What you need to do ▸
Each entry must be reproduced precisely as it stands.

Entries supplied ▸
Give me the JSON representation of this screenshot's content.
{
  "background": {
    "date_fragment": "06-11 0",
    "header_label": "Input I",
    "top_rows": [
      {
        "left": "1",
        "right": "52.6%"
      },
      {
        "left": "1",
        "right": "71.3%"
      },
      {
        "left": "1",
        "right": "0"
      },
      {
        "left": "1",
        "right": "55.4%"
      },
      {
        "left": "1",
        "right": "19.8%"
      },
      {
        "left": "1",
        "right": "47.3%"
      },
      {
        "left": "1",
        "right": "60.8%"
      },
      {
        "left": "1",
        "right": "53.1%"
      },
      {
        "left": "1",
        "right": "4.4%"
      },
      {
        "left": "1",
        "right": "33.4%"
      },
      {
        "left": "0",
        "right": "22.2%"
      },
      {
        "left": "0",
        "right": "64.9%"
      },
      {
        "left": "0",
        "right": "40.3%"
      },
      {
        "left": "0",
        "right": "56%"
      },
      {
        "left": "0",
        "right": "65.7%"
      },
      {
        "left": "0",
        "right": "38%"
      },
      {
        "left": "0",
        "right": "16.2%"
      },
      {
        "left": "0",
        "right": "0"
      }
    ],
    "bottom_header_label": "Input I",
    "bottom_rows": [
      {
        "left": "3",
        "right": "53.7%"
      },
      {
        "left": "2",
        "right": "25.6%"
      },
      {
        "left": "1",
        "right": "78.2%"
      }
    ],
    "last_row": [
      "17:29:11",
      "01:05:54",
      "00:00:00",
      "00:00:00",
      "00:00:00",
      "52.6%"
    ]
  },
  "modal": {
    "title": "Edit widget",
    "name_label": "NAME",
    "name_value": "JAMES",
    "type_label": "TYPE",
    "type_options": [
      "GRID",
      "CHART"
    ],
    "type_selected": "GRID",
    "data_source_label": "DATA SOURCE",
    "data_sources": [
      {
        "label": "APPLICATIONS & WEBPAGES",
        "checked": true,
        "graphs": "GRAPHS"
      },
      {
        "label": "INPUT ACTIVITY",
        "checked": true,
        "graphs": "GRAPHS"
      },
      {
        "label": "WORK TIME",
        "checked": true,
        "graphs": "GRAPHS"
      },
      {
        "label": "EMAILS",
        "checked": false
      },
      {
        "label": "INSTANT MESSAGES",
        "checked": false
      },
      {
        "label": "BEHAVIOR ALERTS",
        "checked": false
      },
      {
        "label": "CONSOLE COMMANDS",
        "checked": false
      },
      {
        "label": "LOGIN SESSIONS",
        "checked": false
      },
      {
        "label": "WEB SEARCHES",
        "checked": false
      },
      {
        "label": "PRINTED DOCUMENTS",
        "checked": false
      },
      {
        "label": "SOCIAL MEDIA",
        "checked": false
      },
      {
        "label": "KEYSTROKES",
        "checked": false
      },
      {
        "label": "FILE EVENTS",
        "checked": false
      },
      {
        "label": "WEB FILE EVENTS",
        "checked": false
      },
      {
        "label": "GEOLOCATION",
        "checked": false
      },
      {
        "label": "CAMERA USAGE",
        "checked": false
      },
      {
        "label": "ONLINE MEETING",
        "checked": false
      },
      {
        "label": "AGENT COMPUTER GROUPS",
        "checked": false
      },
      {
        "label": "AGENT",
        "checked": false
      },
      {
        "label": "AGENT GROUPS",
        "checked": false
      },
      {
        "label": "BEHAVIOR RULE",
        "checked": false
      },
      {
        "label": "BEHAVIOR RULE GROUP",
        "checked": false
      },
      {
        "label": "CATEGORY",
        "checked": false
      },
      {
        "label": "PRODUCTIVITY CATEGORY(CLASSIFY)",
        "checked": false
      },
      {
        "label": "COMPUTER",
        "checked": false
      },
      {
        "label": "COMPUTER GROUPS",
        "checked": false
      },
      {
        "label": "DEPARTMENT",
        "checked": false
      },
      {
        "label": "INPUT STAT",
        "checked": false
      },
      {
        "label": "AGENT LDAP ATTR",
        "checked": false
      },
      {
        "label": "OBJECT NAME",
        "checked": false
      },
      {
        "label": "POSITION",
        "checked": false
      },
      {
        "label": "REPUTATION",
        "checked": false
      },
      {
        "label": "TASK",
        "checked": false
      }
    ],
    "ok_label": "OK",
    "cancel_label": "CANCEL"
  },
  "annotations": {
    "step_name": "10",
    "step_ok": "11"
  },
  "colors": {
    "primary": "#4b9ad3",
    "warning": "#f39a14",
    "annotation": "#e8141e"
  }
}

Problem solution ▸
Give me the JSON representation of this screenshot's content.
{
  "background": {
    "date_fragment": "06-11 0",
    "header_label": "Input I",
    "top_rows": [
      {
        "left": "1",
        "right": "52.6%"
      },
      {
        "left": "1",
        "right": "71.3%"
      },
      {
        "left": "1",
        "right": "0"
      },
      {
        "left": "1",
        "right": "55.4%"
      },
      {
        "left": "1",
        "right": "19.8%"
      },
      {
        "left": "1",
        "right": "47.3%"
      },
      {
        "left": "1",
        "right": "60.8%"
      },
      {
        "left": "1",
        "right": "53.1%"
      },
      {
        "left": "1",
        "right": "4.4%"
      },
      {
        "left": "1",
        "right": "33.4%"
      },
      {
        "left": "0",
        "right": "22.2%"
      },
      {
        "left": "0",
        "right": "64.9%"
      },
      {
        "left": "0",
        "right": "40.3%"
      },
      {
        "left": "0",
        "right": "56%"
      },
      {
        "left": "0",
        "right": "65.7%"
      },
      {
        "left": "0",
        "right": "38%"
      },
      {
        "left": "0",
        "right": "16.2%"
      },
      {
        "left": "0",
        "right": "0"
      }
    ],
    "bottom_header_label": "Input I",
    "bottom_rows": [
      {
        "left": "3",
        "right": "53.7%"
      },
      {
        "left": "2",
        "right": "25.6%"
      },
      {
        "left": "1",
        "right": "78.2%"
      }
    ],
    "last_row": [
      "17:29:11",
      "01:05:54",
      "00:00:00",
      "00:00:00",
      "00:00:00",
      "52.6%"
    ]
  },
  "modal": {
    "title": "Edit widget",
    "name_label": "NAME",
    "name_value": "JAMES",
    "type_label": "TYPE",
    "type_options": [
      "GRID",
      "CHART"
    ],
    "type_selected": "GRID",
    "data_source_label": "DATA SOURCE",
    "data_sources": [
      {
        "label": "APPLICATIONS & WEBPAGES",
        "checked": true,
        "graphs": "GRAPHS"
      },
      {
        "label": "INPUT ACTIVITY",
        "checked": true,
        "graphs": "GRAPHS"
      },
      {
        "label": "WORK TIME",
        "checked": true,
        "graphs": "GRAPHS"
      },
      {
        "label": "EMAILS",
        "checked": false
      },
      {
        "label": "INSTANT MESSAGES",
        "checked": false
      },
      {
        "label": "BEHAVIOR ALERTS",
        "checked": false
      },
      {
        "label": "CONSOLE COMMANDS",
        "checked": false
      },
      {
        "label": "LOGIN SESSIONS",
        "checked": false
      },
      {
        "label": "WEB SEARCHES",
        "checked": false
      },
      {
        "label": "PRINTED DOCUMENTS",
        "checked": false
      },
      {
        "label": "SOCIAL MEDIA",
        "checked": false
      },
      {
        "label": "KEYSTROKES",
        "checked": false
      },
      {
        "label": "FILE EVENTS",
        "checked": false
      },
      {
        "label": "WEB FILE EVENTS",
        "checked": false
      },
      {
        "label": "GEOLOCATION",
        "checked": false
      },
      {
        "label": "CAMERA USAGE",
        "checked": false
      },
      {
        "label": "ONLINE MEETING",
        "checked": false
      },
      {
        "label": "AGENT COMPUTER GROUPS",
        "checked": false
      },
      {
        "label": "AGENT",
        "checked": false
      },
      {
        "label": "AGENT GROUPS",
        "checked": false
      },
      {
        "label": "BEHAVIOR RULE",
        "checked": false
      },
      {
        "label": "BEHAVIOR RULE GROUP",
        "checked": false
      },
      {
        "label": "CATEGORY",
        "checked": false
      },
      {
        "label": "PRODUCTIVITY CATEGORY(CLASSIFY)",
        "checked": false
      },
      {
        "label": "COMPUTER",
        "checked": false
      },
      {
        "label": "COMPUTER GROUPS",
        "checked": false
      },
      {
        "label": "DEPARTMENT",
        "checked": false
      },
      {
        "label": "INPUT STAT",
        "checked": false
      },
      {
        "label": "AGENT LDAP ATTR",
        "checked": false
      },
      {
        "label": "OBJECT NAME",
        "checked": false
      },
      {
        "label": "POSITION",
        "checked": false
      },
      {
        "label": "REPUTATION",
        "checked": false
      },
      {
        "label": "TASK",
        "checked": false
      }
    ],
    "ok_label": "OK",
    "cancel_label": "CANCEL"
  },
  "annotations": {
    "step_name": "10",
    "step_ok": "11"
  },
  "colors": {
    "primary": "#4b9ad3",
    "warning": "#f39a14",
    "annotation": "#e8141e"
  }
}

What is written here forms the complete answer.